### RECORD EXTRACTS
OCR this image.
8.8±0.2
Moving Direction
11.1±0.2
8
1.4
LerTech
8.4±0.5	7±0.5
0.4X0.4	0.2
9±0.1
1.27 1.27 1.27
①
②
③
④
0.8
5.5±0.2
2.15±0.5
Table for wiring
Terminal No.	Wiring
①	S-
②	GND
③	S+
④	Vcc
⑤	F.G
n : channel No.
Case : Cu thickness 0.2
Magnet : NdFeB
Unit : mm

### TASK DIRECTIONS
Every record shown above should be written out again exactly.

### FINISHED TASK
OCR this image.
8.8±0.2
Moving Direction
11.1±0.2
8
1.4
LerTech
8.4±0.5	7±0.5
0.4X0.4	0.2
9±0.1
1.27 1.27 1.27
①
②
③
④
0.8
5.5±0.2
2.15±0.5
Table for wiring
Terminal No.	Wiring
①	S-
②	GND
③	S+
④	Vcc
⑤	F.G
n : channel No.
Case : Cu thickness 0.2
Magnet : NdFeB
Unit : mm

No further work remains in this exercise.